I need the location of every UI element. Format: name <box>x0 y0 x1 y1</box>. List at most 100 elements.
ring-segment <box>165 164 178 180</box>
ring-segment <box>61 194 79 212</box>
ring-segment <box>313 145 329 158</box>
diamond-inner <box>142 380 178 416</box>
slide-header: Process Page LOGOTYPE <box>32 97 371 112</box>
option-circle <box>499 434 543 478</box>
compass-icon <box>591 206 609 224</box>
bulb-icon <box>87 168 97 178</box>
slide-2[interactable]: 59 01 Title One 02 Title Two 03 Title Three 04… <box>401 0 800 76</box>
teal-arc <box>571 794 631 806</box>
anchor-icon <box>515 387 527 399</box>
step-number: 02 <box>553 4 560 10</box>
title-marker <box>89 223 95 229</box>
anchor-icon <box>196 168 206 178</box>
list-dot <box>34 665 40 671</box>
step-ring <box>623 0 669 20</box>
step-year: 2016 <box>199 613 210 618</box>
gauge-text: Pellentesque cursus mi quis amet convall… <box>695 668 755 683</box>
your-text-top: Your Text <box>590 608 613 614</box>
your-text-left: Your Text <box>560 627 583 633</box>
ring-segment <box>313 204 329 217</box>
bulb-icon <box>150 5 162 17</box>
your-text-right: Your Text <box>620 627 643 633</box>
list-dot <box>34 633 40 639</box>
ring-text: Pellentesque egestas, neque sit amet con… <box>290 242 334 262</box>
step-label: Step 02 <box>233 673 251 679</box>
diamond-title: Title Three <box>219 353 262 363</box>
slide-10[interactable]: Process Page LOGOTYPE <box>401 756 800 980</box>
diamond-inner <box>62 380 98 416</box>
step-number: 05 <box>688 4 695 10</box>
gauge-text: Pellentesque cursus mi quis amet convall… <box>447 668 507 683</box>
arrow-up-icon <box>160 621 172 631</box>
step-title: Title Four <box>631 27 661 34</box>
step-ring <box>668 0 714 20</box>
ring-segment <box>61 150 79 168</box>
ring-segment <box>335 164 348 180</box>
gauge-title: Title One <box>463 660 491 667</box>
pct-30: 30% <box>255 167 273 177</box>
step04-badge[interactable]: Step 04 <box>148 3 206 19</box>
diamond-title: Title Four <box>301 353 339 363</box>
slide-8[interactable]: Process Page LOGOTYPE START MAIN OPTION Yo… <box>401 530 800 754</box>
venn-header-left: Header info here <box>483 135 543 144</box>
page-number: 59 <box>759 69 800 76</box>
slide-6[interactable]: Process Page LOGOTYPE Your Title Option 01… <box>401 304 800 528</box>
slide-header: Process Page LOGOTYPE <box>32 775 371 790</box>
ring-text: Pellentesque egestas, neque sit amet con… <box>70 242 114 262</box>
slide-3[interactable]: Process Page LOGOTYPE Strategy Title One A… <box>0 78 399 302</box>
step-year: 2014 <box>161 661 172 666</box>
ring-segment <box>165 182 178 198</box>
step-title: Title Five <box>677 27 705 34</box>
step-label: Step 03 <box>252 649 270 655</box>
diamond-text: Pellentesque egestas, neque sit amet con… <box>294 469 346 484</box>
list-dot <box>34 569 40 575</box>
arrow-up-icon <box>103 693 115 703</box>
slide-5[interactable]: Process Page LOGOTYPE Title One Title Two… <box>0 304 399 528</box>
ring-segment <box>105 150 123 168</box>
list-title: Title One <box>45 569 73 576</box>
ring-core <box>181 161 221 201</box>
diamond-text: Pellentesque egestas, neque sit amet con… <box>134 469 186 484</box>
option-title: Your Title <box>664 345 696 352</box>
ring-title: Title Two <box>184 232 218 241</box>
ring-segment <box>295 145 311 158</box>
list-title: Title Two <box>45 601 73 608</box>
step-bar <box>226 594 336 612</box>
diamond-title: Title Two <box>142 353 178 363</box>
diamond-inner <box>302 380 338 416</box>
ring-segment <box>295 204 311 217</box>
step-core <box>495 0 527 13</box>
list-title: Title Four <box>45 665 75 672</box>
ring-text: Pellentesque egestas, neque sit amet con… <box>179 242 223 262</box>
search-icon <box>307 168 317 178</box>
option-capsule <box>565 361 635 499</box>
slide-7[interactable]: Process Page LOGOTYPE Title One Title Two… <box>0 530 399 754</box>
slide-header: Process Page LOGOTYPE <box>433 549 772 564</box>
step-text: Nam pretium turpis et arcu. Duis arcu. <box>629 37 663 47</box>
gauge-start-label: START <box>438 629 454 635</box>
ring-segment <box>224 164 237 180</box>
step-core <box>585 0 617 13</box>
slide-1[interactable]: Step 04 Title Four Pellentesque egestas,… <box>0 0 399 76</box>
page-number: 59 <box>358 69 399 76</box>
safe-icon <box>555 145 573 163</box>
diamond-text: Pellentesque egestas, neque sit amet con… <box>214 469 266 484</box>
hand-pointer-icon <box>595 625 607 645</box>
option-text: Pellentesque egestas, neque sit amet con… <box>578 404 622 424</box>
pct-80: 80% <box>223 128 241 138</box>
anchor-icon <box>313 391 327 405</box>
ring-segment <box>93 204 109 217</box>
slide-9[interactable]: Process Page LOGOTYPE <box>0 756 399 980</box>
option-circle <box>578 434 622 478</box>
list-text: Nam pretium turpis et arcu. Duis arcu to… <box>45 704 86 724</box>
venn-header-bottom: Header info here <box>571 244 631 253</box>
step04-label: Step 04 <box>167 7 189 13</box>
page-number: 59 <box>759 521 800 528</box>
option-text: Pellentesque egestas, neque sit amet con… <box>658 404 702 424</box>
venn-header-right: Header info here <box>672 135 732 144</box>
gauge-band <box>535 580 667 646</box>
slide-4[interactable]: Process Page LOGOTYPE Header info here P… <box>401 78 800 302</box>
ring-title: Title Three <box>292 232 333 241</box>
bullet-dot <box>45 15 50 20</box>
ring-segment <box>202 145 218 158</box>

> **WHAT TO PRODUCE**
Copy out the listing again, putting "ring-piece" wherever "ring-segment" appears and keeping everything else the same.

> **CORRECT ANSWER**
I need the location of every UI element. Format: name <box>x0 y0 x1 y1</box>. List at most 100 elements.
ring-piece <box>165 164 178 180</box>
ring-piece <box>61 194 79 212</box>
ring-piece <box>313 145 329 158</box>
diamond-inner <box>142 380 178 416</box>
slide-header: Process Page LOGOTYPE <box>32 97 371 112</box>
option-circle <box>499 434 543 478</box>
compass-icon <box>591 206 609 224</box>
bulb-icon <box>87 168 97 178</box>
slide-2[interactable]: 59 01 Title One 02 Title Two 03 Title Three 04… <box>401 0 800 76</box>
teal-arc <box>571 794 631 806</box>
anchor-icon <box>515 387 527 399</box>
step-number: 02 <box>553 4 560 10</box>
title-marker <box>89 223 95 229</box>
anchor-icon <box>196 168 206 178</box>
list-dot <box>34 665 40 671</box>
step-ring <box>623 0 669 20</box>
step-year: 2016 <box>199 613 210 618</box>
gauge-text: Pellentesque cursus mi quis amet convall… <box>695 668 755 683</box>
your-text-top: Your Text <box>590 608 613 614</box>
your-text-left: Your Text <box>560 627 583 633</box>
ring-piece <box>313 204 329 217</box>
bulb-icon <box>150 5 162 17</box>
your-text-right: Your Text <box>620 627 643 633</box>
list-dot <box>34 633 40 639</box>
ring-text: Pellentesque egestas, neque sit amet con… <box>290 242 334 262</box>
step-label: Step 02 <box>233 673 251 679</box>
diamond-title: Title Three <box>219 353 262 363</box>
slide-10[interactable]: Process Page LOGOTYPE <box>401 756 800 980</box>
diamond-inner <box>62 380 98 416</box>
step-number: 05 <box>688 4 695 10</box>
gauge-text: Pellentesque cursus mi quis amet convall… <box>447 668 507 683</box>
arrow-up-icon <box>160 621 172 631</box>
step-title: Title Four <box>631 27 661 34</box>
step-ring <box>668 0 714 20</box>
ring-piece <box>61 150 79 168</box>
ring-piece <box>335 164 348 180</box>
gauge-title: Title One <box>463 660 491 667</box>
pct-30: 30% <box>255 167 273 177</box>
step04-badge[interactable]: Step 04 <box>148 3 206 19</box>
diamond-title: Title Four <box>301 353 339 363</box>
slide-8[interactable]: Process Page LOGOTYPE START MAIN OPTION Yo… <box>401 530 800 754</box>
venn-header-left: Header info here <box>483 135 543 144</box>
page-number: 59 <box>759 69 800 76</box>
slide-6[interactable]: Process Page LOGOTYPE Your Title Option 01… <box>401 304 800 528</box>
slide-header: Process Page LOGOTYPE <box>32 775 371 790</box>
ring-text: Pellentesque egestas, neque sit amet con… <box>70 242 114 262</box>
slide-3[interactable]: Process Page LOGOTYPE Strategy Title One A… <box>0 78 399 302</box>
step-year: 2014 <box>161 661 172 666</box>
ring-piece <box>165 182 178 198</box>
step-title: Title Five <box>677 27 705 34</box>
step-label: Step 03 <box>252 649 270 655</box>
diamond-text: Pellentesque egestas, neque sit amet con… <box>294 469 346 484</box>
list-dot <box>34 569 40 575</box>
arrow-up-icon <box>103 693 115 703</box>
slide-5[interactable]: Process Page LOGOTYPE Title One Title Two… <box>0 304 399 528</box>
ring-piece <box>105 150 123 168</box>
list-title: Title One <box>45 569 73 576</box>
ring-core <box>181 161 221 201</box>
diamond-text: Pellentesque egestas, neque sit amet con… <box>134 469 186 484</box>
option-title: Your Title <box>664 345 696 352</box>
ring-title: Title Two <box>184 232 218 241</box>
ring-piece <box>295 145 311 158</box>
list-title: Title Two <box>45 601 73 608</box>
step-bar <box>226 594 336 612</box>
diamond-title: Title Two <box>142 353 178 363</box>
diamond-inner <box>302 380 338 416</box>
ring-piece <box>295 204 311 217</box>
step-core <box>495 0 527 13</box>
list-title: Title Four <box>45 665 75 672</box>
ring-text: Pellentesque egestas, neque sit amet con… <box>179 242 223 262</box>
search-icon <box>307 168 317 178</box>
option-capsule <box>565 361 635 499</box>
slide-7[interactable]: Process Page LOGOTYPE Title One Title Two… <box>0 530 399 754</box>
slide-header: Process Page LOGOTYPE <box>433 549 772 564</box>
step-text: Nam pretium turpis et arcu. Duis arcu. <box>629 37 663 47</box>
gauge-start-label: START <box>438 629 454 635</box>
ring-piece <box>224 164 237 180</box>
step-core <box>585 0 617 13</box>
slide-1[interactable]: Step 04 Title Four Pellentesque egestas,… <box>0 0 399 76</box>
page-number: 59 <box>358 69 399 76</box>
safe-icon <box>555 145 573 163</box>
diamond-text: Pellentesque egestas, neque sit amet con… <box>214 469 266 484</box>
hand-pointer-icon <box>595 625 607 645</box>
option-text: Pellentesque egestas, neque sit amet con… <box>578 404 622 424</box>
pct-80: 80% <box>223 128 241 138</box>
anchor-icon <box>313 391 327 405</box>
ring-piece <box>93 204 109 217</box>
slide-9[interactable]: Process Page LOGOTYPE <box>0 756 399 980</box>
option-circle <box>578 434 622 478</box>
list-text: Nam pretium turpis et arcu. Duis arcu to… <box>45 704 86 724</box>
venn-header-bottom: Header info here <box>571 244 631 253</box>
step04-label: Step 04 <box>167 7 189 13</box>
page-number: 59 <box>759 521 800 528</box>
option-text: Pellentesque egestas, neque sit amet con… <box>658 404 702 424</box>
venn-header-right: Header info here <box>672 135 732 144</box>
gauge-band <box>535 580 667 646</box>
slide-4[interactable]: Process Page LOGOTYPE Header info here P… <box>401 78 800 302</box>
ring-title: Title Three <box>292 232 333 241</box>
bullet-dot <box>45 15 50 20</box>
ring-piece <box>202 145 218 158</box>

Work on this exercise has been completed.